* START *

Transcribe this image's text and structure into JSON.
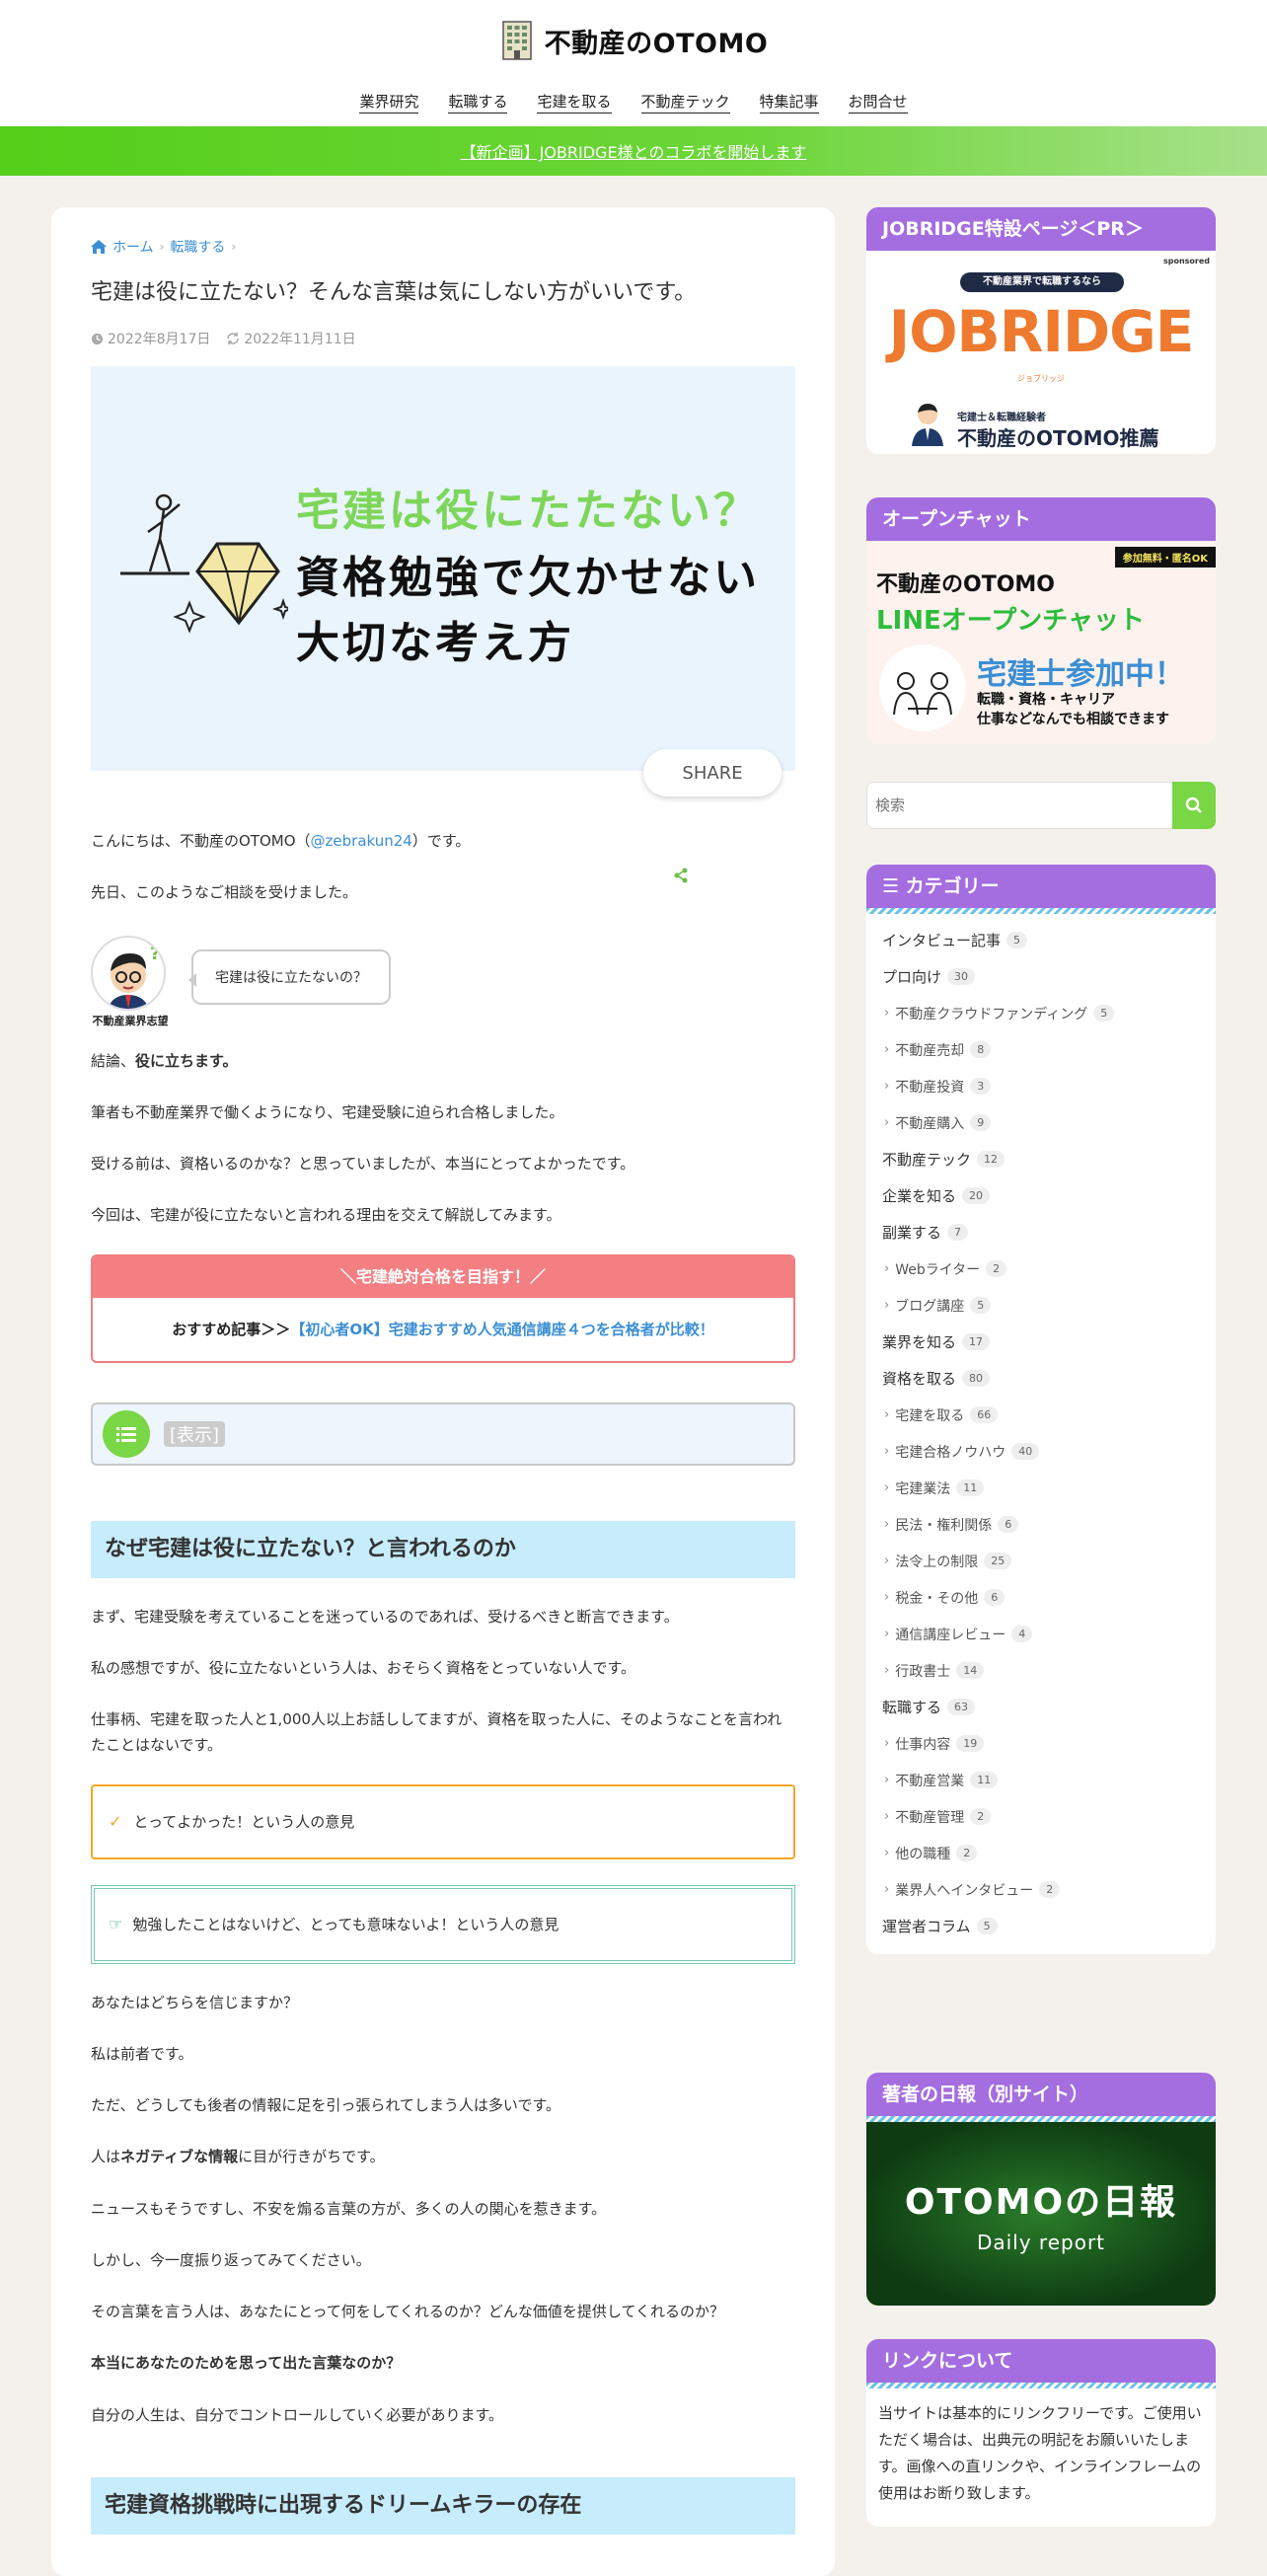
{
  "site": {
    "title": "不動産のOTOMO"
  },
  "nav": [
    "業界研究",
    "転職する",
    "宅建を取る",
    "不動産テック",
    "特集記事",
    "お問合せ"
  ],
  "banner": {
    "text": "【新企画】JOBRIDGE様とのコラボを開始します"
  },
  "breadcrumb": {
    "home": "ホーム",
    "category": "転職する"
  },
  "article": {
    "title": "宅建は役に立たない？そんな言葉は気にしない方がいいです。",
    "published": "2022年8月17日",
    "updated": "2022年11月11日",
    "eyecatch": {
      "line1": "宅建は役にたたない？",
      "line2": "資格勉強で欠かせない",
      "line3": "大切な考え方"
    },
    "share_label": "SHARE",
    "intro_pre": "こんにちは、不動産のOTOMO（",
    "intro_link": "@zebrakun24",
    "intro_post": "）です。",
    "p2": "先日、このようなご相談を受けました。",
    "speaker_name": "不動産業界志望",
    "speech": "宅建は役に立たないの？",
    "p3_pre": "結論、",
    "p3_bold": "役に立ちます。",
    "p4": "筆者も不動産業界で働くようになり、宅建受験に迫られ合格しました。",
    "p5": "受ける前は、資格いるのかな？と思っていましたが、本当にとってよかったです。",
    "p6": "今回は、宅建が役に立たないと言われる理由を交えて解説してみます。",
    "rec_head": "＼宅建絶対合格を目指す！／",
    "rec_pre": "おすすめ記事＞＞",
    "rec_link": "【初心者OK】宅建おすすめ人気通信講座４つを合格者が比較！",
    "toc_label": "[表示]",
    "h2_1": "なぜ宅建は役に立たない？と言われるのか",
    "p7": "まず、宅建受験を考えていることを迷っているのであれば、受けるべきと断言できます。",
    "p8": "私の感想ですが、役に立たないという人は、おそらく資格をとっていない人です。",
    "p9": "仕事柄、宅建を取った人と1,000人以上お話ししてますが、資格を取った人に、そのようなことを言われたことはないです。",
    "box1": "とってよかった！という人の意見",
    "box2": "勉強したことはないけど、とっても意味ないよ！という人の意見",
    "p10": "あなたはどちらを信じますか？",
    "p11": "私は前者です。",
    "p12": "ただ、どうしても後者の情報に足を引っ張られてしまう人は多いです。",
    "p13_pre": "人は",
    "p13_bold": "ネガティブな情報",
    "p13_post": "に目が行きがちです。",
    "p14": "ニュースもそうですし、不安を煽る言葉の方が、多くの人の関心を惹きます。",
    "p15": "しかし、今一度振り返ってみてください。",
    "p16": "その言葉を言う人は、あなたにとって何をしてくれるのか？どんな価値を提供してくれるのか？",
    "p17_bold": "本当にあなたのためを思って出た言葉なのか？",
    "p18": "自分の人生は、自分でコントロールしていく必要があります。",
    "h2_2": "宅建資格挑戦時に出現するドリームキラーの存在"
  },
  "sidebar": {
    "jobridge": {
      "head": "JOBRIDGE特設ページ＜PR＞",
      "sponsored": "sponsored",
      "pill": "不動産業界で転職するなら",
      "brand": "JOBRIDGE",
      "kana": "ジョブリッジ",
      "caption_small": "宅建士＆転職経験者",
      "caption_big": "不動産のOTOMO推薦"
    },
    "openchat": {
      "head": "オープンチャット",
      "tag": "参加無料・匿名OK",
      "l1": "不動産のOTOMO",
      "l2": "LINEオープンチャット",
      "l3": "宅建士参加中！",
      "l4": "転職・資格・キャリア",
      "l5": "仕事などなんでも相談できます"
    },
    "search": {
      "placeholder": "検索"
    },
    "categories": {
      "head": "カテゴリー",
      "items": [
        {
          "label": "インタビュー記事",
          "count": "5",
          "sub": false
        },
        {
          "label": "プロ向け",
          "count": "30",
          "sub": false
        },
        {
          "label": "不動産クラウドファンディング",
          "count": "5",
          "sub": true
        },
        {
          "label": "不動産売却",
          "count": "8",
          "sub": true
        },
        {
          "label": "不動産投資",
          "count": "3",
          "sub": true
        },
        {
          "label": "不動産購入",
          "count": "9",
          "sub": true
        },
        {
          "label": "不動産テック",
          "count": "12",
          "sub": false
        },
        {
          "label": "企業を知る",
          "count": "20",
          "sub": false
        },
        {
          "label": "副業する",
          "count": "7",
          "sub": false
        },
        {
          "label": "Webライター",
          "count": "2",
          "sub": true
        },
        {
          "label": "ブログ講座",
          "count": "5",
          "sub": true
        },
        {
          "label": "業界を知る",
          "count": "17",
          "sub": false
        },
        {
          "label": "資格を取る",
          "count": "80",
          "sub": false
        },
        {
          "label": "宅建を取る",
          "count": "66",
          "sub": true
        },
        {
          "label": "宅建合格ノウハウ",
          "count": "40",
          "sub": true
        },
        {
          "label": "宅建業法",
          "count": "11",
          "sub": true
        },
        {
          "label": "民法・権利関係",
          "count": "6",
          "sub": true
        },
        {
          "label": "法令上の制限",
          "count": "25",
          "sub": true
        },
        {
          "label": "税金・その他",
          "count": "6",
          "sub": true
        },
        {
          "label": "通信講座レビュー",
          "count": "4",
          "sub": true
        },
        {
          "label": "行政書士",
          "count": "14",
          "sub": true
        },
        {
          "label": "転職する",
          "count": "63",
          "sub": false
        },
        {
          "label": "仕事内容",
          "count": "19",
          "sub": true
        },
        {
          "label": "不動産営業",
          "count": "11",
          "sub": true
        },
        {
          "label": "不動産管理",
          "count": "2",
          "sub": true
        },
        {
          "label": "他の職種",
          "count": "2",
          "sub": true
        },
        {
          "label": "業界人へインタビュー",
          "count": "2",
          "sub": true
        },
        {
          "label": "運営者コラム",
          "count": "5",
          "sub": false
        }
      ]
    },
    "diary": {
      "head": "著者の日報（別サイト）",
      "t1": "OTOMOの日報",
      "t2": "Daily report"
    },
    "links": {
      "head": "リンクについて",
      "text": "当サイトは基本的にリンクフリーです。ご使用いただく場合は、出典元の明記をお願いいたします。画像への直リンクや、インラインフレームの使用はお断り致します。"
    }
  }
}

* END *

# Given instruction:
Copy every record above exactly, leaving out any pictures.

# Answer to this problem:
Transcribe this image's text and structure into JSON.
{
  "site": {
    "title": "不動産のOTOMO"
  },
  "nav": [
    "業界研究",
    "転職する",
    "宅建を取る",
    "不動産テック",
    "特集記事",
    "お問合せ"
  ],
  "banner": {
    "text": "【新企画】JOBRIDGE様とのコラボを開始します"
  },
  "breadcrumb": {
    "home": "ホーム",
    "category": "転職する"
  },
  "article": {
    "title": "宅建は役に立たない？そんな言葉は気にしない方がいいです。",
    "published": "2022年8月17日",
    "updated": "2022年11月11日",
    "eyecatch": {
      "line1": "宅建は役にたたない？",
      "line2": "資格勉強で欠かせない",
      "line3": "大切な考え方"
    },
    "share_label": "SHARE",
    "intro_pre": "こんにちは、不動産のOTOMO（",
    "intro_link": "@zebrakun24",
    "intro_post": "）です。",
    "p2": "先日、このようなご相談を受けました。",
    "speaker_name": "不動産業界志望",
    "speech": "宅建は役に立たないの？",
    "p3_pre": "結論、",
    "p3_bold": "役に立ちます。",
    "p4": "筆者も不動産業界で働くようになり、宅建受験に迫られ合格しました。",
    "p5": "受ける前は、資格いるのかな？と思っていましたが、本当にとってよかったです。",
    "p6": "今回は、宅建が役に立たないと言われる理由を交えて解説してみます。",
    "rec_head": "＼宅建絶対合格を目指す！／",
    "rec_pre": "おすすめ記事＞＞",
    "rec_link": "【初心者OK】宅建おすすめ人気通信講座４つを合格者が比較！",
    "toc_label": "[表示]",
    "h2_1": "なぜ宅建は役に立たない？と言われるのか",
    "p7": "まず、宅建受験を考えていることを迷っているのであれば、受けるべきと断言できます。",
    "p8": "私の感想ですが、役に立たないという人は、おそらく資格をとっていない人です。",
    "p9": "仕事柄、宅建を取った人と1,000人以上お話ししてますが、資格を取った人に、そのようなことを言われたことはないです。",
    "box1": "とってよかった！という人の意見",
    "box2": "勉強したことはないけど、とっても意味ないよ！という人の意見",
    "p10": "あなたはどちらを信じますか？",
    "p11": "私は前者です。",
    "p12": "ただ、どうしても後者の情報に足を引っ張られてしまう人は多いです。",
    "p13_pre": "人は",
    "p13_bold": "ネガティブな情報",
    "p13_post": "に目が行きがちです。",
    "p14": "ニュースもそうですし、不安を煽る言葉の方が、多くの人の関心を惹きます。",
    "p15": "しかし、今一度振り返ってみてください。",
    "p16": "その言葉を言う人は、あなたにとって何をしてくれるのか？どんな価値を提供してくれるのか？",
    "p17_bold": "本当にあなたのためを思って出た言葉なのか？",
    "p18": "自分の人生は、自分でコントロールしていく必要があります。",
    "h2_2": "宅建資格挑戦時に出現するドリームキラーの存在"
  },
  "sidebar": {
    "jobridge": {
      "head": "JOBRIDGE特設ページ＜PR＞",
      "sponsored": "sponsored",
      "pill": "不動産業界で転職するなら",
      "brand": "JOBRIDGE",
      "kana": "ジョブリッジ",
      "caption_small": "宅建士＆転職経験者",
      "caption_big": "不動産のOTOMO推薦"
    },
    "openchat": {
      "head": "オープンチャット",
      "tag": "参加無料・匿名OK",
      "l1": "不動産のOTOMO",
      "l2": "LINEオープンチャット",
      "l3": "宅建士参加中！",
      "l4": "転職・資格・キャリア",
      "l5": "仕事などなんでも相談できます"
    },
    "search": {
      "placeholder": "検索"
    },
    "categories": {
      "head": "カテゴリー",
      "items": [
        {
          "label": "インタビュー記事",
          "count": "5",
          "sub": false
        },
        {
          "label": "プロ向け",
          "count": "30",
          "sub": false
        },
        {
          "label": "不動産クラウドファンディング",
          "count": "5",
          "sub": true
        },
        {
          "label": "不動産売却",
          "count": "8",
          "sub": true
        },
        {
          "label": "不動産投資",
          "count": "3",
          "sub": true
        },
        {
          "label": "不動産購入",
          "count": "9",
          "sub": true
        },
        {
          "label": "不動産テック",
          "count": "12",
          "sub": false
        },
        {
          "label": "企業を知る",
          "count": "20",
          "sub": false
        },
        {
          "label": "副業する",
          "count": "7",
          "sub": false
        },
        {
          "label": "Webライター",
          "count": "2",
          "sub": true
        },
        {
          "label": "ブログ講座",
          "count": "5",
          "sub": true
        },
        {
          "label": "業界を知る",
          "count": "17",
          "sub": false
        },
        {
          "label": "資格を取る",
          "count": "80",
          "sub": false
        },
        {
          "label": "宅建を取る",
          "count": "66",
          "sub": true
        },
        {
          "label": "宅建合格ノウハウ",
          "count": "40",
          "sub": true
        },
        {
          "label": "宅建業法",
          "count": "11",
          "sub": true
        },
        {
          "label": "民法・権利関係",
          "count": "6",
          "sub": true
        },
        {
          "label": "法令上の制限",
          "count": "25",
          "sub": true
        },
        {
          "label": "税金・その他",
          "count": "6",
          "sub": true
        },
        {
          "label": "通信講座レビュー",
          "count": "4",
          "sub": true
        },
        {
          "label": "行政書士",
          "count": "14",
          "sub": true
        },
        {
          "label": "転職する",
          "count": "63",
          "sub": false
        },
        {
          "label": "仕事内容",
          "count": "19",
          "sub": true
        },
        {
          "label": "不動産営業",
          "count": "11",
          "sub": true
        },
        {
          "label": "不動産管理",
          "count": "2",
          "sub": true
        },
        {
          "label": "他の職種",
          "count": "2",
          "sub": true
        },
        {
          "label": "業界人へインタビュー",
          "count": "2",
          "sub": true
        },
        {
          "label": "運営者コラム",
          "count": "5",
          "sub": false
        }
      ]
    },
    "diary": {
      "head": "著者の日報（別サイト）",
      "t1": "OTOMOの日報",
      "t2": "Daily report"
    },
    "links": {
      "head": "リンクについて",
      "text": "当サイトは基本的にリンクフリーです。ご使用いただく場合は、出典元の明記をお願いいたします。画像への直リンクや、インラインフレームの使用はお断り致します。"
    }
  }
}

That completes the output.